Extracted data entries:
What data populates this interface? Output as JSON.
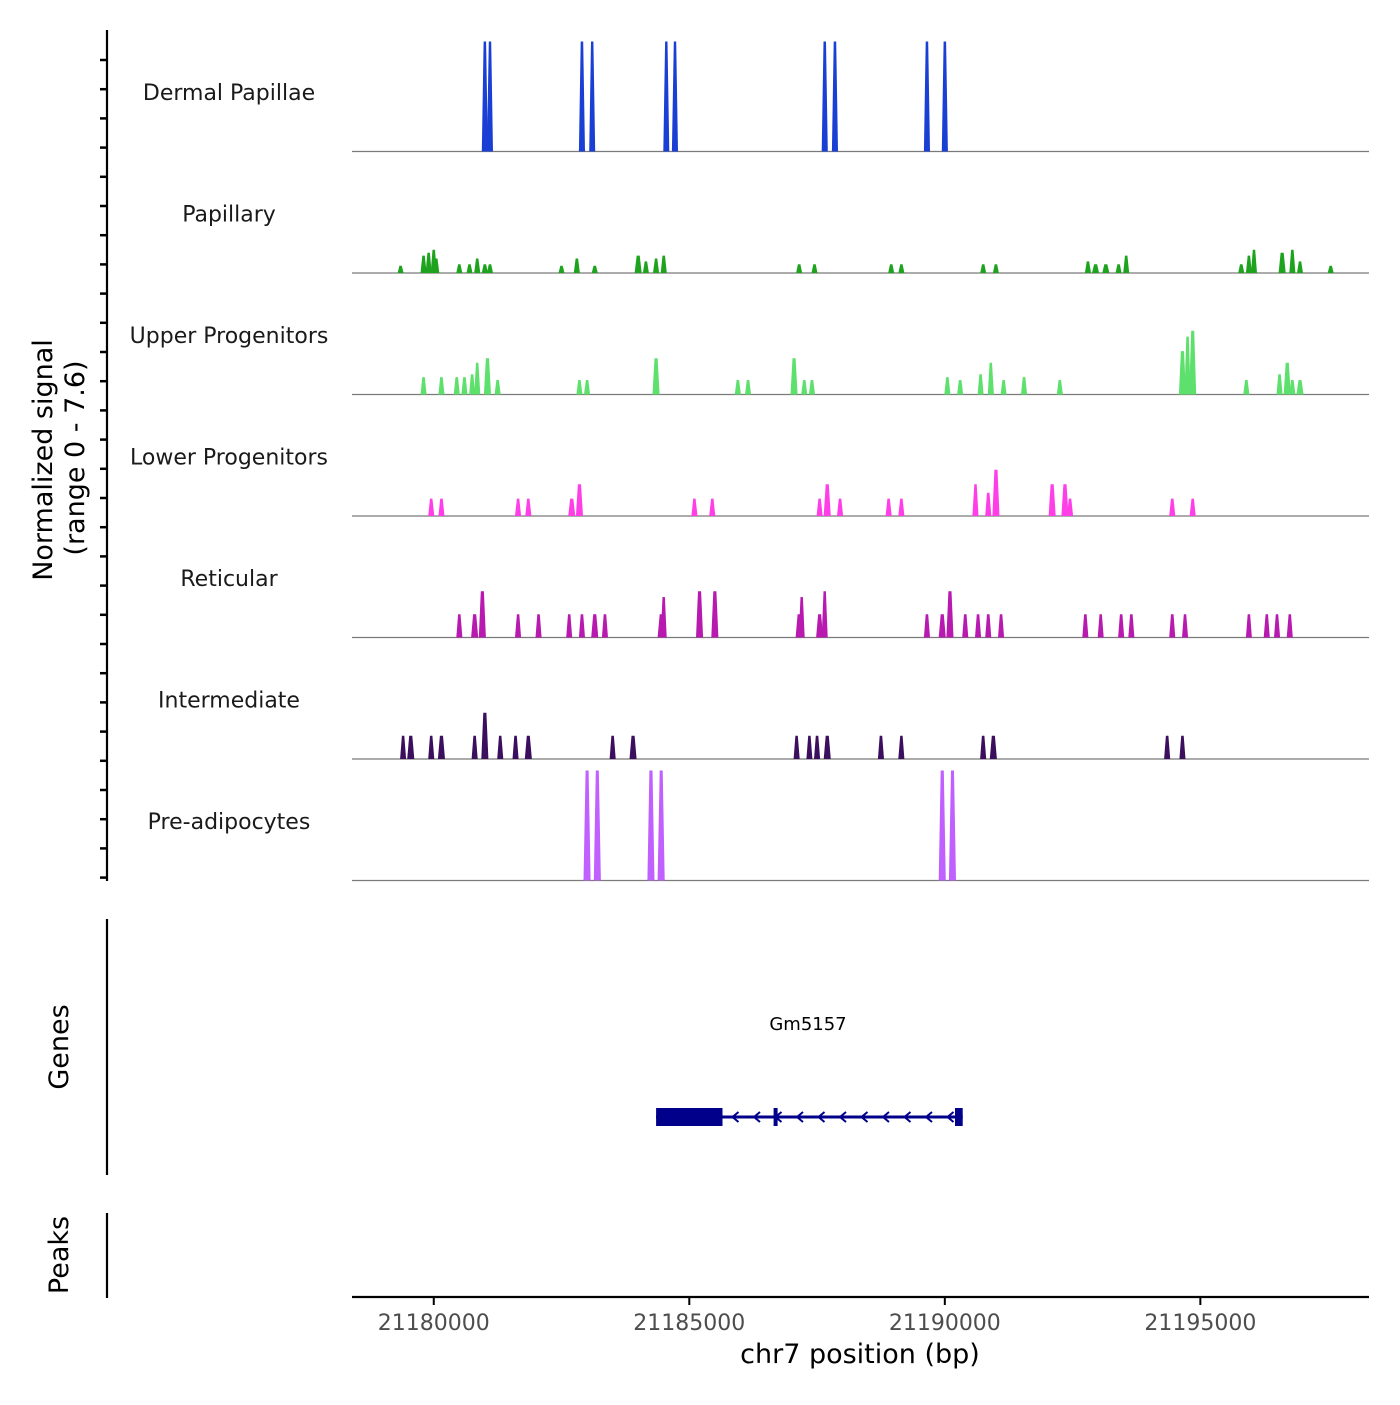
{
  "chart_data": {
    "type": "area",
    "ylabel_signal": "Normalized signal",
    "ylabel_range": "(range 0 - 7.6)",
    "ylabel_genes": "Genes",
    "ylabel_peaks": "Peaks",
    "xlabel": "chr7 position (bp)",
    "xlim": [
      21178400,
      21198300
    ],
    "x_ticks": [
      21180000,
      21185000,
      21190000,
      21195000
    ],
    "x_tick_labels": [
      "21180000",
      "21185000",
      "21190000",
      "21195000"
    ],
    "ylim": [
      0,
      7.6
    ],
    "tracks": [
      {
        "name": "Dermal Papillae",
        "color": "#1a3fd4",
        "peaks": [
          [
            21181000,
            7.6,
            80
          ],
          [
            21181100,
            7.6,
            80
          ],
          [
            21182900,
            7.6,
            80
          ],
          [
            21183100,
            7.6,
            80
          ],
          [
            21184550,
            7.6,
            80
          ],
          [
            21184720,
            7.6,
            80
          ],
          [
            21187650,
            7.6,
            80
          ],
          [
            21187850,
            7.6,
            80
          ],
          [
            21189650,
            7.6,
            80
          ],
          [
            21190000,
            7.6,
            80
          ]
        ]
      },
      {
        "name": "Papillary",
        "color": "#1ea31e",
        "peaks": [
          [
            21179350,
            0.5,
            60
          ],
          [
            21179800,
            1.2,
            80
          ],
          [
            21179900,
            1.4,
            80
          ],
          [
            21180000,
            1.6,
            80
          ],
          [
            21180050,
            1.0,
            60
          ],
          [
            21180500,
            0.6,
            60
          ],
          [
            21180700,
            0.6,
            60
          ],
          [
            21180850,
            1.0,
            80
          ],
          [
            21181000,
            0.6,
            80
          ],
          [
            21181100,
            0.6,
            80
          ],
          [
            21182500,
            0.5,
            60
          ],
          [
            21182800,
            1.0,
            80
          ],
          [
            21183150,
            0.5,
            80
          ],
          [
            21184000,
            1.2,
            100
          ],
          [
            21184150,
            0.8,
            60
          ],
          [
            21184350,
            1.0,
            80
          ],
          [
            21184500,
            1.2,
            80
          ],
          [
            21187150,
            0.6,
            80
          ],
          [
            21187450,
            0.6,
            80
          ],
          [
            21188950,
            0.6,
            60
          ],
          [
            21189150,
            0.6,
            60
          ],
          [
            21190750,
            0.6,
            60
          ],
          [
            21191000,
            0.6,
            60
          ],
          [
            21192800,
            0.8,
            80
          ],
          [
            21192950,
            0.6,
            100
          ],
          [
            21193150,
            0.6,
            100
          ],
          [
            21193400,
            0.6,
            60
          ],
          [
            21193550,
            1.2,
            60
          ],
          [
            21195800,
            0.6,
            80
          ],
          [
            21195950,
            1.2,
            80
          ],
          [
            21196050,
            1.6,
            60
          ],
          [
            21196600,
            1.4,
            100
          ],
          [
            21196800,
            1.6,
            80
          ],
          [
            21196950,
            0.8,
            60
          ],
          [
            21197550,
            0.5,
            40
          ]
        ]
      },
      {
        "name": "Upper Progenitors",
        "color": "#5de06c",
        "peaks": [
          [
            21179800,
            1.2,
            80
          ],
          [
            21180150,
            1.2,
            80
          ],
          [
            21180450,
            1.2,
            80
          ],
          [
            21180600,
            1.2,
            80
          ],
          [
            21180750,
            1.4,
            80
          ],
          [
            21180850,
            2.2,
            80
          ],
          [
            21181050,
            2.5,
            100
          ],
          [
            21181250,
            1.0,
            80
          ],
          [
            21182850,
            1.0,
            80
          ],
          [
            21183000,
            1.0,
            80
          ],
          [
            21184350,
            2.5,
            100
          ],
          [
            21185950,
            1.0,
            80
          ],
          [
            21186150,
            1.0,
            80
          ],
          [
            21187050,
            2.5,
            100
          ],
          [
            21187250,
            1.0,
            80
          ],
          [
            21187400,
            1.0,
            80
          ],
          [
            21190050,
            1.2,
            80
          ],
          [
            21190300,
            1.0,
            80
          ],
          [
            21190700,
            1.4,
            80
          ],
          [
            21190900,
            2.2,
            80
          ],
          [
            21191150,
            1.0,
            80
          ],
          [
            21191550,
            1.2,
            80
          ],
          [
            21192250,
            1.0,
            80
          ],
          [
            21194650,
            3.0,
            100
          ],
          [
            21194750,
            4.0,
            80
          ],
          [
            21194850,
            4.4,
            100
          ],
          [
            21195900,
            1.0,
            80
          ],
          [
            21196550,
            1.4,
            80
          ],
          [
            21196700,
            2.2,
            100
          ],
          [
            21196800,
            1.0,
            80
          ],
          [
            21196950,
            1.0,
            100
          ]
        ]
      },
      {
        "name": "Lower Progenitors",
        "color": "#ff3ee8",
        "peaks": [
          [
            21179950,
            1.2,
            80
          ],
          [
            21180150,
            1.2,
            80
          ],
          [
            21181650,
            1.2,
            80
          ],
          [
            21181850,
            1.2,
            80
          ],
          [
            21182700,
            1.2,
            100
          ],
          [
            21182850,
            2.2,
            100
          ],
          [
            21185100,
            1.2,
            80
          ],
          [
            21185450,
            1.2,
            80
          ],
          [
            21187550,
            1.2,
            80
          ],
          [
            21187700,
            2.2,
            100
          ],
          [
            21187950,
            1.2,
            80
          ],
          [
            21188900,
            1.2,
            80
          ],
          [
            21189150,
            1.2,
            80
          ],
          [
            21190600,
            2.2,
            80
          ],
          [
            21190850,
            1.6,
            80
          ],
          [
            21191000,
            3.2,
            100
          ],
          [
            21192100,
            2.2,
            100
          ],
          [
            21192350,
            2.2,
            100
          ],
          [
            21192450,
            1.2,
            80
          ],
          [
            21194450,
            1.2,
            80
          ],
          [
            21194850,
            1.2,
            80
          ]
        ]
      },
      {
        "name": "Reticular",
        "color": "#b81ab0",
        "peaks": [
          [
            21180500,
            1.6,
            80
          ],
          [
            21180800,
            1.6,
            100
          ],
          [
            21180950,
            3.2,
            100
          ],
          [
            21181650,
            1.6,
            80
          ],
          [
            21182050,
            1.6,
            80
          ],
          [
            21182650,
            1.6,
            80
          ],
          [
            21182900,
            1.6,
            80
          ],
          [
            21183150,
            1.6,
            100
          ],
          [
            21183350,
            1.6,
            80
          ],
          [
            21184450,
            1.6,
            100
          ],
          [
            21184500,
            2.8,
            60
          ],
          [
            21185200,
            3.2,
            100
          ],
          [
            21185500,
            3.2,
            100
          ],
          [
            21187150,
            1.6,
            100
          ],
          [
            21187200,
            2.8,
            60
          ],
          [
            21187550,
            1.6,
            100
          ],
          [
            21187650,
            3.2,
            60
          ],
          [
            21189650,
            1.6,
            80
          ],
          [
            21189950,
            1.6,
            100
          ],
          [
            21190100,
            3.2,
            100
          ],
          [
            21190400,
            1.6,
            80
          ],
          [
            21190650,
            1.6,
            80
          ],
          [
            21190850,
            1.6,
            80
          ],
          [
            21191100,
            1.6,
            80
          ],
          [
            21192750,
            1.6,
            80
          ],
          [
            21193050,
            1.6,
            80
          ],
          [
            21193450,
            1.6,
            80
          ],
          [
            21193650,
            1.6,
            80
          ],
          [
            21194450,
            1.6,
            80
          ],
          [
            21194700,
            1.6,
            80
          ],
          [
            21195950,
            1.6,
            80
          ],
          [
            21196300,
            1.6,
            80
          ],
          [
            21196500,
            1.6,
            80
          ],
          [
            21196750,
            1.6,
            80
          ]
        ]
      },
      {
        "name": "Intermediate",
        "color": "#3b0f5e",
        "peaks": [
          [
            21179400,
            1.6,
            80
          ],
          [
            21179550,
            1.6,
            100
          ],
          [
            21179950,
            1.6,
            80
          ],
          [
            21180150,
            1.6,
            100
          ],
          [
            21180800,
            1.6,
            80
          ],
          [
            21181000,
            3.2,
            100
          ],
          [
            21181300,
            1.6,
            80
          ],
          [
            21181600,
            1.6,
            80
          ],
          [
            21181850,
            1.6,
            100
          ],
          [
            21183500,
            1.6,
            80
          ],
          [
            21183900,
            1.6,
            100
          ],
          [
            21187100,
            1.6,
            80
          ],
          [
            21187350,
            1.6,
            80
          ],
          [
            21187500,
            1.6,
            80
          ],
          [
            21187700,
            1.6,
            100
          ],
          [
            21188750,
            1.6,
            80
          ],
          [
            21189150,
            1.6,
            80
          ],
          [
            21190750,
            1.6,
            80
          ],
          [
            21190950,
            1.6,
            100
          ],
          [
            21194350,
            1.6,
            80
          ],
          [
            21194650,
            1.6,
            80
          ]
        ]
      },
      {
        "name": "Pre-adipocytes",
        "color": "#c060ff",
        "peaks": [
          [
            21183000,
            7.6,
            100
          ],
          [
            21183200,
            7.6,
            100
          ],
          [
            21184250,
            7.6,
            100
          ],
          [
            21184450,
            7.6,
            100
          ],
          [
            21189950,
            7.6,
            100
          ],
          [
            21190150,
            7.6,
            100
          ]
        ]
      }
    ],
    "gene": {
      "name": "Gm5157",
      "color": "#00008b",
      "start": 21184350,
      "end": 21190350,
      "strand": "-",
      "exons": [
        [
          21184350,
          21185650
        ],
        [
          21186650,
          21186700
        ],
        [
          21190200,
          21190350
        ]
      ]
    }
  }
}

ABOUT THIS TASK:
For every line above that includes the word "name", return the line.

ANSWER BOX:
        "name": "Dermal Papillae",
        "name": "Papillary",
        "name": "Upper Progenitors",
        "name": "Lower Progenitors",
        "name": "Reticular",
        "name": "Intermediate",
        "name": "Pre-adipocytes",
      "name": "Gm5157",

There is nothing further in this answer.